### Document section
This pattern allows any thread to wait at any time for any condition. Here’s a simple example, where a worker thread waits until the _go field is set to true:

class SimpleWaitPulse
{
  static readonly object _locker = new object();
  static bool _go;

  static void Main()
  {                                // The new thread will block
    new Thread (Work).Start();     // because _go==false.

    Console.ReadLine();            // Wait for user to hit Enter

    lock (_locker)                 // Let's now wake up the thread by
    {                              // setting _go=true and pulsing.
      _go = true;
      Monitor.Pulse (_locker);
    }
  }

  static void Work()
  {
    lock (_locker)
      while (!_go)
        Monitor.Wait (_locker);    // Lock is released while we're waiting

    Console.WriteLine ("Woken!!!");
  }
}

// Output
Woken!!!   (after pressing Enter)

For thread safety, we ensure that all shared fields are accessed within a lock. Hence, we add lock statements around both reading and updating the _go flag. This is essential (unless you’re willing to follow the nonblocking synchronization principles).

The Work method is where we block, waiting for the _go flag to become true. The Monitor.Wait method does the following, in order:

Releases the lock on _locker.
Blocks until _locker is “pulsed.”

### Listed records
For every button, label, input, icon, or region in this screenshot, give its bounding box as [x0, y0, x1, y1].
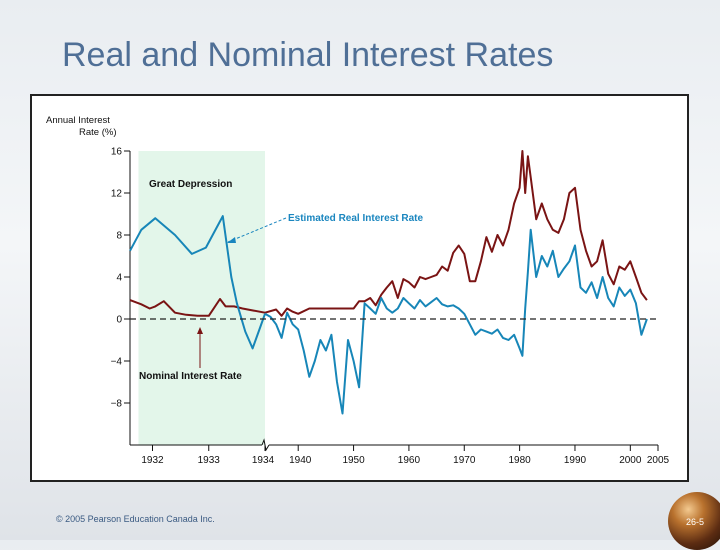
real-rate-line-left	[129, 215, 266, 350]
x-tick-label-4: 1950	[342, 455, 365, 466]
y-axis-label-line-2: Rate (%)	[79, 127, 116, 138]
real-rate-line-right	[264, 228, 648, 415]
real-rate-annotation: Estimated Real Interest Rate	[288, 213, 423, 224]
x-tick-label-1: 1933	[198, 455, 221, 466]
x-tick-label-5: 1960	[398, 455, 421, 466]
interest-rate-chart: 16 12 8 4 0 −4 −8 1932 1933 1934 1940 1950 1960 1970 1…	[46, 115, 670, 466]
y-tick-label-4: 0	[116, 315, 122, 326]
y-tick-label-5: −4	[111, 357, 123, 368]
nominal-rate-annotation-arrowhead	[197, 327, 203, 334]
x-tick-label-0: 1932	[141, 455, 164, 466]
y-tick-label-6: −8	[111, 399, 123, 410]
y-tick-label-1: 12	[111, 189, 123, 200]
real-rate-annotation-arrowhead	[227, 237, 236, 243]
x-tick-label-3: 1940	[289, 455, 312, 466]
copyright-footer: © 2005 Pearson Education Canada Inc.	[56, 514, 215, 524]
chart-frame: 16 12 8 4 0 −4 −8 1932 1933 1934 1940 1950 1960 1970 1…	[30, 94, 689, 482]
x-tick-label-6: 1970	[453, 455, 476, 466]
y-tick-label-2: 8	[116, 231, 122, 242]
real-rate-annotation-leader	[227, 217, 287, 243]
great-depression-shade	[138, 151, 265, 445]
x-tick-label-2: 1934	[252, 455, 275, 466]
y-tick-label-3: 4	[116, 273, 122, 284]
x-tick-label-7: 1980	[508, 455, 531, 466]
x-tick-label-8: 1990	[564, 455, 587, 466]
nominal-rate-annotation: Nominal Interest Rate	[139, 371, 242, 382]
great-depression-label: Great Depression	[149, 179, 232, 190]
x-tick-label-10: 2005	[647, 455, 670, 466]
nominal-rate-line-left	[129, 298, 266, 317]
nominal-rate-line-right	[264, 150, 648, 317]
y-axis-label-line-1: Annual Interest	[46, 115, 110, 126]
slide-number: 26-5	[686, 517, 705, 527]
y-tick-label-0: 16	[111, 147, 123, 158]
slide-title: Real and Nominal Interest Rates	[62, 36, 554, 74]
x-tick-label-9: 2000	[619, 455, 642, 466]
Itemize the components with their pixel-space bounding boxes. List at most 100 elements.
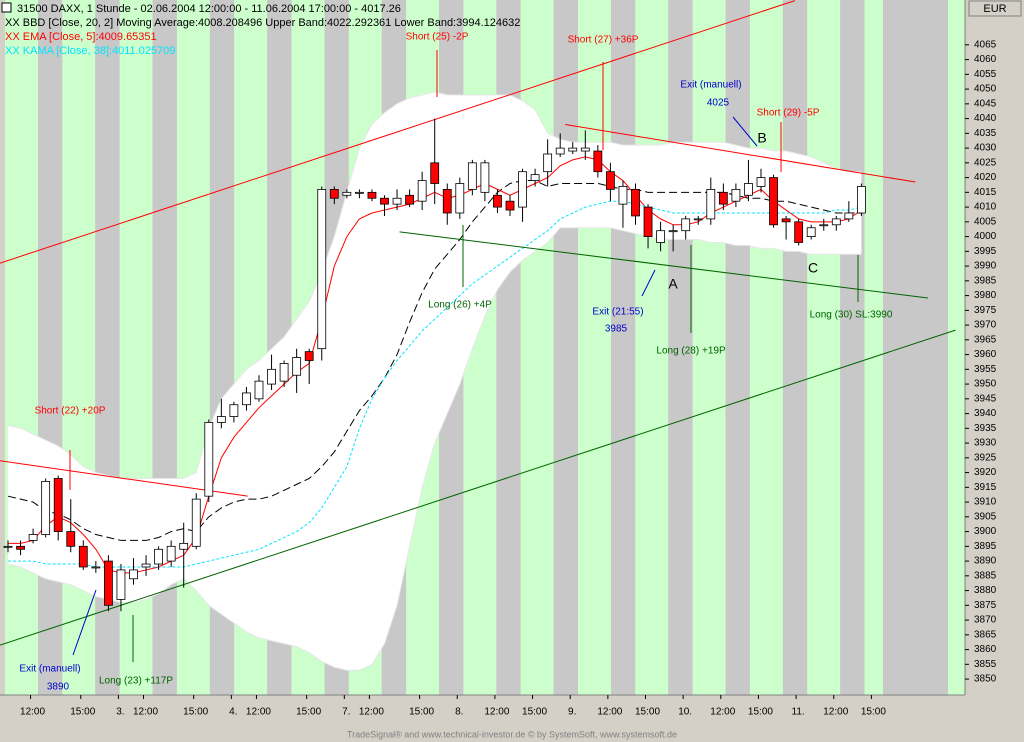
icon bbox=[1, 2, 12, 13]
y-tick-label: 3975 bbox=[974, 305, 997, 316]
x-tick-label: 12:00 bbox=[20, 707, 45, 718]
y-tick-label: 3875 bbox=[974, 600, 997, 611]
x-tick-label: 15:00 bbox=[183, 707, 208, 718]
candle-body bbox=[216, 416, 226, 423]
candle-body bbox=[417, 180, 427, 202]
annotation: Short (27) +36P bbox=[568, 35, 639, 46]
candle-body bbox=[668, 230, 678, 233]
candle-body bbox=[455, 183, 465, 214]
y-tick-label: 3955 bbox=[974, 364, 997, 375]
candle-body bbox=[656, 230, 665, 243]
candle-body bbox=[467, 162, 477, 190]
y-tick-label: 4055 bbox=[974, 69, 997, 80]
candle-body bbox=[304, 351, 314, 361]
candle-body bbox=[831, 218, 841, 226]
trendline bbox=[399, 231, 928, 299]
x-tick-label: 15:00 bbox=[748, 707, 773, 718]
y-tick-label: 3960 bbox=[974, 349, 997, 360]
x-tick-label: 4. bbox=[229, 707, 237, 718]
candle-body bbox=[204, 422, 214, 497]
y-tick-label: 3890 bbox=[974, 556, 997, 567]
y-tick-label: 3935 bbox=[974, 423, 997, 434]
stripe bbox=[578, 0, 611, 695]
connector bbox=[641, 269, 656, 297]
stripe bbox=[668, 0, 693, 695]
annotation: Long (28) +19P bbox=[656, 346, 726, 357]
candle-body bbox=[342, 191, 352, 196]
candle-body bbox=[53, 478, 63, 532]
annotation: Short (29) -5P bbox=[757, 108, 820, 119]
candle-body bbox=[78, 545, 88, 568]
y-tick-label: 3900 bbox=[974, 526, 997, 537]
y-tick-label: 3985 bbox=[974, 275, 997, 286]
candle-body bbox=[731, 188, 741, 202]
y-tick-label: 4045 bbox=[974, 98, 997, 109]
x-tick-label: 11. bbox=[792, 707, 805, 718]
x-tick-label: 12:00 bbox=[133, 707, 158, 718]
x-tick-label: 8. bbox=[455, 707, 463, 718]
y-tick-label: 3855 bbox=[974, 659, 997, 670]
y-tick-label: 3910 bbox=[974, 497, 997, 508]
candle-body bbox=[806, 227, 816, 237]
candle-body bbox=[254, 380, 264, 400]
currency-box bbox=[968, 0, 1022, 17]
candle-body bbox=[129, 569, 138, 580]
candle-body bbox=[3, 545, 13, 548]
candle-body bbox=[166, 545, 176, 562]
candle-body bbox=[844, 212, 854, 220]
candle-body bbox=[16, 545, 25, 550]
y-tick-label: 3915 bbox=[974, 482, 997, 493]
y-tick-label: 3940 bbox=[974, 408, 997, 419]
y-tick-label: 3905 bbox=[974, 511, 997, 522]
footer: TradeSignal® and www.technical-investor.… bbox=[347, 729, 677, 739]
y-tick-label: 4015 bbox=[974, 187, 997, 198]
y-tick-label: 4030 bbox=[974, 143, 997, 154]
candle-body bbox=[693, 218, 703, 221]
candle-body bbox=[505, 200, 515, 211]
legend-entry: XX EMA [Close, 5]:4009.65351 bbox=[5, 31, 157, 43]
y-tick-label: 4065 bbox=[974, 39, 997, 50]
annotation: Short (25) -2P bbox=[406, 32, 469, 43]
candle-body bbox=[568, 147, 578, 152]
candle-body bbox=[279, 363, 289, 382]
band-area bbox=[8, 92, 862, 671]
candle-body bbox=[706, 188, 716, 220]
y-tick-label: 4000 bbox=[974, 231, 997, 242]
candle-body bbox=[580, 147, 590, 152]
y-tick-label: 4035 bbox=[974, 128, 997, 139]
candle-body bbox=[493, 194, 502, 208]
y-tick-label: 4025 bbox=[974, 157, 997, 168]
stripe bbox=[782, 0, 808, 695]
x-tick-label: 12:00 bbox=[823, 707, 848, 718]
annotation-connectors bbox=[69, 50, 859, 662]
candle-body bbox=[329, 188, 339, 199]
y-tick-label: 3895 bbox=[974, 541, 997, 552]
time-axis bbox=[0, 695, 965, 727]
candle-body bbox=[480, 162, 490, 193]
candle-body bbox=[606, 171, 615, 190]
candle-body bbox=[141, 563, 151, 568]
x-tick-label: 12:00 bbox=[597, 707, 622, 718]
y-tick-label: 3995 bbox=[974, 246, 997, 257]
annotations: Short (22) +20P Short (25) -2P Short (27) … bbox=[19, 32, 892, 693]
annotation: Short (22) +20P bbox=[35, 406, 106, 417]
stripe bbox=[611, 0, 636, 695]
candle-body bbox=[229, 404, 239, 417]
x-tick-label: 10. bbox=[678, 707, 692, 718]
x-tick-label: 12:00 bbox=[246, 707, 271, 718]
x-tick-label: 3. bbox=[116, 707, 124, 718]
plot bbox=[0, 0, 956, 671]
annotation: 3985 bbox=[605, 324, 628, 335]
candle-body bbox=[317, 188, 327, 350]
candle-body bbox=[530, 174, 540, 181]
candle-body bbox=[116, 569, 126, 600]
stripe bbox=[553, 0, 578, 695]
y-tick-label: 3885 bbox=[974, 570, 997, 581]
y-tick-label: 3850 bbox=[974, 674, 997, 685]
candle-body bbox=[91, 566, 101, 569]
candle-body bbox=[744, 183, 753, 196]
y-tick-label: 3925 bbox=[974, 452, 997, 463]
y-tick-label: 4005 bbox=[974, 216, 997, 227]
y-tick-label: 3950 bbox=[974, 379, 997, 390]
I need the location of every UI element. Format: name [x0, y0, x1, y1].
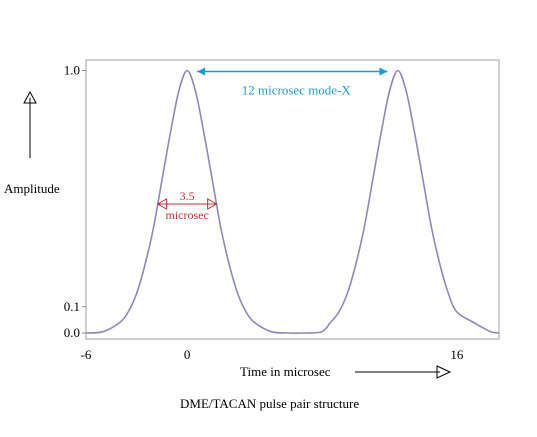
spacing-label: 12 microsec mode-X — [242, 83, 352, 98]
x-tick-label: 0 — [184, 347, 191, 362]
chart-title: DME/TACAN pulse pair structure — [180, 396, 359, 411]
x-axis-ticks: -6 0 16 — [81, 347, 464, 362]
y-tick-label: 1.0 — [64, 63, 80, 78]
x-tick-label: -6 — [81, 347, 92, 362]
pulse-series-line — [85, 69, 500, 334]
width-arrow-head-right — [207, 198, 218, 210]
y-axis-title: Amplitude — [4, 181, 60, 196]
width-label-unit: microsec — [165, 208, 208, 222]
plot-frame — [85, 59, 500, 340]
x-axis-title: Time in microsec — [240, 364, 331, 379]
series-layer — [85, 69, 500, 334]
x-tick-label: 16 — [450, 347, 464, 362]
y-axis-ticks: 0.0 0.1 1.0 — [64, 63, 86, 340]
annotation-layer: 12 microsec mode-X 3.5 microsec — [156, 67, 388, 222]
spacing-arrow-head-left — [197, 67, 206, 76]
y-tick-label: 0.1 — [64, 299, 80, 314]
x-axis-arrow-head — [436, 365, 452, 379]
y-axis-arrow-head — [23, 90, 37, 104]
width-arrow-head-left — [156, 198, 168, 210]
spacing-arrow-head-right — [379, 67, 388, 76]
width-label-value: 3.5 — [180, 189, 195, 203]
y-tick-label: 0.0 — [64, 325, 80, 340]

### Requirements
**A)** Rewrite the Monitor.Wait and Pulse passage from "static void Work()" up to and including "(after pressing Enter)", replacing "Woken" with "Awake".
**B)** Continue the Monitor.Wait and Pulse passage from where it stops.

### Exercise responses
**A)**
static void Work()
  {
    lock (_locker)
      while (!_go)
        Monitor.Wait (_locker);    // Lock is released while we're waiting

    Console.WriteLine ("Awake!!!");
  }
}

// Output
Awake!!!   (after pressing Enter)

**B)**
Reacquires the lock on _locker. If the lock is contended, then it blocks until the lock is available.

Note

This means that despite appearances, no lock is held on the synchronization object while Monitor.Wait awaits a pulse:

lock (_locker)
{
  while (!_go)
    Monitor.Wait (_locker);  // _lock is released
  // lock is regained
  ...
}

Execution then continues at the next statement. Monitor.Wait is designed for use within a lock statement; it throws an exception if called otherwise. The same goes for Monitor.Pulse.

In the Main method, we signal the worker by setting the _go flag (within a lock) and calling Pulse. As soon as we release the lock, the worker resumes execution, reiterating its while loop.

The Pulse and PulseAll methods release threads blocked on a Wait statement. Pulse releases a maximum of one thread; PulseAll releases them all. In our example, just one thread is blocked, so their effects are identical. If more than one thread is waiting, calling PulseAll is usually safest with our suggested pattern of use.

Note

In order for Wait to communicate with Pulse or PulseAll, the synchronizing object (_locker, in our case) must be the same.

In our pattern, pulsing indicates that something might have changed, and that waiting threads should recheck their blocking conditions. In the Work method, this check is accomplished via the while loop. The waiter then decides whether to continue, not the notifier. If pulsing by itself is taken as instruction to continue, the Wait construct is stripped of any real value; you end up with an inferior version of an AutoResetEvent.

If we abandon our pattern, removing the while loop, the _go flag, and the ReadLine, we get a bare-bones Wait/Pulse example:

static void Main()
{
  new Thread (Work).Start();
  lock (_locker) Monitor.Pulse (_locker);
}

static void Work()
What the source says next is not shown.